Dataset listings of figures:

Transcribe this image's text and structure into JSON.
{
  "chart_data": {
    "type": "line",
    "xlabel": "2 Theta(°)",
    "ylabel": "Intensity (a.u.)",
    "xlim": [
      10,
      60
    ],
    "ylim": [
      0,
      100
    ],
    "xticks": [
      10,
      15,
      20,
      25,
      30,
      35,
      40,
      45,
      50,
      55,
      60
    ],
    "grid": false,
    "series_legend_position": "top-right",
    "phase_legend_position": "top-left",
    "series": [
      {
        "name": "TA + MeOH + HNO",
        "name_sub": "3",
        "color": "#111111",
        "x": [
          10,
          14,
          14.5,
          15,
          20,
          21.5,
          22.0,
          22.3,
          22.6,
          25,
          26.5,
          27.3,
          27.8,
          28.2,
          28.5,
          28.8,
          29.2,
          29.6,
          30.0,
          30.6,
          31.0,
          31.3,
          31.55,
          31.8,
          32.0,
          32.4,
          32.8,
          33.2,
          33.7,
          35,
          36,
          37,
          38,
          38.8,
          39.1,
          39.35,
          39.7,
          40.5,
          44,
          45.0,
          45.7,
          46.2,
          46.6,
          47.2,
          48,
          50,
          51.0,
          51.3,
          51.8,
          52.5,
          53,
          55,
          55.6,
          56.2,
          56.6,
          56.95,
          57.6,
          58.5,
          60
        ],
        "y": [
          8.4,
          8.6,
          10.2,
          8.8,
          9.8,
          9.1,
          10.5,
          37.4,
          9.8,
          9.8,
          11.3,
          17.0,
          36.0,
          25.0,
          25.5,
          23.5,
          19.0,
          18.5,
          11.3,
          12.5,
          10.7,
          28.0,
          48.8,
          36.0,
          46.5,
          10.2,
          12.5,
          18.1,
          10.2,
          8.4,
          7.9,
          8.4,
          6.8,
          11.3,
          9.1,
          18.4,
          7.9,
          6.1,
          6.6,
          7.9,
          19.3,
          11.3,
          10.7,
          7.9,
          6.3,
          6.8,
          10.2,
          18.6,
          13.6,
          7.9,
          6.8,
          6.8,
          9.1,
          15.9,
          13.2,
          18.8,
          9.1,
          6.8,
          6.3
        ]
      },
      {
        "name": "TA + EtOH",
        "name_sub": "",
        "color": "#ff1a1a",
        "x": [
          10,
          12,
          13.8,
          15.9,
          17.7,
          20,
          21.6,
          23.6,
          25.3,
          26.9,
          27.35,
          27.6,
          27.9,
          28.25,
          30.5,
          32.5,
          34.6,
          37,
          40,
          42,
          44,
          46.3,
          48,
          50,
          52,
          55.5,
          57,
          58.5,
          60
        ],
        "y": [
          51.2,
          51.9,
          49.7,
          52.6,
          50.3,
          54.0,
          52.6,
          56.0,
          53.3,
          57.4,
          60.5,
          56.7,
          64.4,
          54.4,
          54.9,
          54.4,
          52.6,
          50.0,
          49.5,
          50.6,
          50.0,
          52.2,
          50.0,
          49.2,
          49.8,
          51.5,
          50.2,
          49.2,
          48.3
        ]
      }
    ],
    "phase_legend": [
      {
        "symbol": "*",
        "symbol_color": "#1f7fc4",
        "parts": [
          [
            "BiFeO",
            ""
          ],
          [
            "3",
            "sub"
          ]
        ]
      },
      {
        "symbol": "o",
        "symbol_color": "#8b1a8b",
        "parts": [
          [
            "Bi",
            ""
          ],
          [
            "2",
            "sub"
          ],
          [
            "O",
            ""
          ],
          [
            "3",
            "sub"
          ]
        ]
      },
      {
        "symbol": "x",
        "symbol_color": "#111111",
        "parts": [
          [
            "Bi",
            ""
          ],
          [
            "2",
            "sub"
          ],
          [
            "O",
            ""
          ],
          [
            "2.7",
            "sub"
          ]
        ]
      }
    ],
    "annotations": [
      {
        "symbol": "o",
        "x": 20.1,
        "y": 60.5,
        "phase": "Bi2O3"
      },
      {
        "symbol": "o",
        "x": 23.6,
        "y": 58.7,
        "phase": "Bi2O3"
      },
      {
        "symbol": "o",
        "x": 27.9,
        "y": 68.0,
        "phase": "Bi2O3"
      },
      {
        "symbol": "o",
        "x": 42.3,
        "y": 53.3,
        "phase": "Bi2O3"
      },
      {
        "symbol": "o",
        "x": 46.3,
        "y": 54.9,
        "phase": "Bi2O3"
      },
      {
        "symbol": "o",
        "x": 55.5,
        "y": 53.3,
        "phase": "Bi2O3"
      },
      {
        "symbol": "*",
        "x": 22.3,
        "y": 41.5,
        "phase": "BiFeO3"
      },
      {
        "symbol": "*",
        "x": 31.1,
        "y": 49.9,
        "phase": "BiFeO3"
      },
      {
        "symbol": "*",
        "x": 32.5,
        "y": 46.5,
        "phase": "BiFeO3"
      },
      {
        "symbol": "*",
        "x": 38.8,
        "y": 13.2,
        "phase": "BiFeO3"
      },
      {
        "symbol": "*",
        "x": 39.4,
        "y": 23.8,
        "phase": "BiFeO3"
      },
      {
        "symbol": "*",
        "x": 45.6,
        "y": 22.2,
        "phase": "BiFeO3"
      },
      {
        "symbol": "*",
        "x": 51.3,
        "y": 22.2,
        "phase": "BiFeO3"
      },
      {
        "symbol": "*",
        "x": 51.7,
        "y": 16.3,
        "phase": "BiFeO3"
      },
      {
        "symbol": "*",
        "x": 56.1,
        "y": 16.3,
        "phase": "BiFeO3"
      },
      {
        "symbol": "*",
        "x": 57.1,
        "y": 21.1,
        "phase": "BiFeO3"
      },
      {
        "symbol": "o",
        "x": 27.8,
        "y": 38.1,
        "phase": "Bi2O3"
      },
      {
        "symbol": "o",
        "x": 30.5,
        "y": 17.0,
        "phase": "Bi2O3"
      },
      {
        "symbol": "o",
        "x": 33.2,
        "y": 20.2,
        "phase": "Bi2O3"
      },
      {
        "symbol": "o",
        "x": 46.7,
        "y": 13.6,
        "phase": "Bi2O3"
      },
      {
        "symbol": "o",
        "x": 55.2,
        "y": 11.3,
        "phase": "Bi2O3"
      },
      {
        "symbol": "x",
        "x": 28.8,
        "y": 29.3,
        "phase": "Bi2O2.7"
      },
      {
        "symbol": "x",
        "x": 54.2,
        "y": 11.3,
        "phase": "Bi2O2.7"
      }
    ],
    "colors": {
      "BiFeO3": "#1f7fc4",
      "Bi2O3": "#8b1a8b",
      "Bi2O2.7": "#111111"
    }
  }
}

§ **Task statement**:
Please repeat the listing above in full and exactly.

§ **Result of the task**:
Transcribe this image's text and structure into JSON.
{
  "chart_data": {
    "type": "line",
    "xlabel": "2 Theta(°)",
    "ylabel": "Intensity (a.u.)",
    "xlim": [
      10,
      60
    ],
    "ylim": [
      0,
      100
    ],
    "xticks": [
      10,
      15,
      20,
      25,
      30,
      35,
      40,
      45,
      50,
      55,
      60
    ],
    "grid": false,
    "series_legend_position": "top-right",
    "phase_legend_position": "top-left",
    "series": [
      {
        "name": "TA + MeOH + HNO",
        "name_sub": "3",
        "color": "#111111",
        "x": [
          10,
          14,
          14.5,
          15,
          20,
          21.5,
          22.0,
          22.3,
          22.6,
          25,
          26.5,
          27.3,
          27.8,
          28.2,
          28.5,
          28.8,
          29.2,
          29.6,
          30.0,
          30.6,
          31.0,
          31.3,
          31.55,
          31.8,
          32.0,
          32.4,
          32.8,
          33.2,
          33.7,
          35,
          36,
          37,
          38,
          38.8,
          39.1,
          39.35,
          39.7,
          40.5,
          44,
          45.0,
          45.7,
          46.2,
          46.6,
          47.2,
          48,
          50,
          51.0,
          51.3,
          51.8,
          52.5,
          53,
          55,
          55.6,
          56.2,
          56.6,
          56.95,
          57.6,
          58.5,
          60
        ],
        "y": [
          8.4,
          8.6,
          10.2,
          8.8,
          9.8,
          9.1,
          10.5,
          37.4,
          9.8,
          9.8,
          11.3,
          17.0,
          36.0,
          25.0,
          25.5,
          23.5,
          19.0,
          18.5,
          11.3,
          12.5,
          10.7,
          28.0,
          48.8,
          36.0,
          46.5,
          10.2,
          12.5,
          18.1,
          10.2,
          8.4,
          7.9,
          8.4,
          6.8,
          11.3,
          9.1,
          18.4,
          7.9,
          6.1,
          6.6,
          7.9,
          19.3,
          11.3,
          10.7,
          7.9,
          6.3,
          6.8,
          10.2,
          18.6,
          13.6,
          7.9,
          6.8,
          6.8,
          9.1,
          15.9,
          13.2,
          18.8,
          9.1,
          6.8,
          6.3
        ]
      },
      {
        "name": "TA + EtOH",
        "name_sub": "",
        "color": "#ff1a1a",
        "x": [
          10,
          12,
          13.8,
          15.9,
          17.7,
          20,
          21.6,
          23.6,
          25.3,
          26.9,
          27.35,
          27.6,
          27.9,
          28.25,
          30.5,
          32.5,
          34.6,
          37,
          40,
          42,
          44,
          46.3,
          48,
          50,
          52,
          55.5,
          57,
          58.5,
          60
        ],
        "y": [
          51.2,
          51.9,
          49.7,
          52.6,
          50.3,
          54.0,
          52.6,
          56.0,
          53.3,
          57.4,
          60.5,
          56.7,
          64.4,
          54.4,
          54.9,
          54.4,
          52.6,
          50.0,
          49.5,
          50.6,
          50.0,
          52.2,
          50.0,
          49.2,
          49.8,
          51.5,
          50.2,
          49.2,
          48.3
        ]
      }
    ],
    "phase_legend": [
      {
        "symbol": "*",
        "symbol_color": "#1f7fc4",
        "parts": [
          [
            "BiFeO",
            ""
          ],
          [
            "3",
            "sub"
          ]
        ]
      },
      {
        "symbol": "o",
        "symbol_color": "#8b1a8b",
        "parts": [
          [
            "Bi",
            ""
          ],
          [
            "2",
            "sub"
          ],
          [
            "O",
            ""
          ],
          [
            "3",
            "sub"
          ]
        ]
      },
      {
        "symbol": "x",
        "symbol_color": "#111111",
        "parts": [
          [
            "Bi",
            ""
          ],
          [
            "2",
            "sub"
          ],
          [
            "O",
            ""
          ],
          [
            "2.7",
            "sub"
          ]
        ]
      }
    ],
    "annotations": [
      {
        "symbol": "o",
        "x": 20.1,
        "y": 60.5,
        "phase": "Bi2O3"
      },
      {
        "symbol": "o",
        "x": 23.6,
        "y": 58.7,
        "phase": "Bi2O3"
      },
      {
        "symbol": "o",
        "x": 27.9,
        "y": 68.0,
        "phase": "Bi2O3"
      },
      {
        "symbol": "o",
        "x": 42.3,
        "y": 53.3,
        "phase": "Bi2O3"
      },
      {
        "symbol": "o",
        "x": 46.3,
        "y": 54.9,
        "phase": "Bi2O3"
      },
      {
        "symbol": "o",
        "x": 55.5,
        "y": 53.3,
        "phase": "Bi2O3"
      },
      {
        "symbol": "*",
        "x": 22.3,
        "y": 41.5,
        "phase": "BiFeO3"
      },
      {
        "symbol": "*",
        "x": 31.1,
        "y": 49.9,
        "phase": "BiFeO3"
      },
      {
        "symbol": "*",
        "x": 32.5,
        "y": 46.5,
        "phase": "BiFeO3"
      },
      {
        "symbol": "*",
        "x": 38.8,
        "y": 13.2,
        "phase": "BiFeO3"
      },
      {
        "symbol": "*",
        "x": 39.4,
        "y": 23.8,
        "phase": "BiFeO3"
      },
      {
        "symbol": "*",
        "x": 45.6,
        "y": 22.2,
        "phase": "BiFeO3"
      },
      {
        "symbol": "*",
        "x": 51.3,
        "y": 22.2,
        "phase": "BiFeO3"
      },
      {
        "symbol": "*",
        "x": 51.7,
        "y": 16.3,
        "phase": "BiFeO3"
      },
      {
        "symbol": "*",
        "x": 56.1,
        "y": 16.3,
        "phase": "BiFeO3"
      },
      {
        "symbol": "*",
        "x": 57.1,
        "y": 21.1,
        "phase": "BiFeO3"
      },
      {
        "symbol": "o",
        "x": 27.8,
        "y": 38.1,
        "phase": "Bi2O3"
      },
      {
        "symbol": "o",
        "x": 30.5,
        "y": 17.0,
        "phase": "Bi2O3"
      },
      {
        "symbol": "o",
        "x": 33.2,
        "y": 20.2,
        "phase": "Bi2O3"
      },
      {
        "symbol": "o",
        "x": 46.7,
        "y": 13.6,
        "phase": "Bi2O3"
      },
      {
        "symbol": "o",
        "x": 55.2,
        "y": 11.3,
        "phase": "Bi2O3"
      },
      {
        "symbol": "x",
        "x": 28.8,
        "y": 29.3,
        "phase": "Bi2O2.7"
      },
      {
        "symbol": "x",
        "x": 54.2,
        "y": 11.3,
        "phase": "Bi2O2.7"
      }
    ],
    "colors": {
      "BiFeO3": "#1f7fc4",
      "Bi2O3": "#8b1a8b",
      "Bi2O2.7": "#111111"
    }
  }
}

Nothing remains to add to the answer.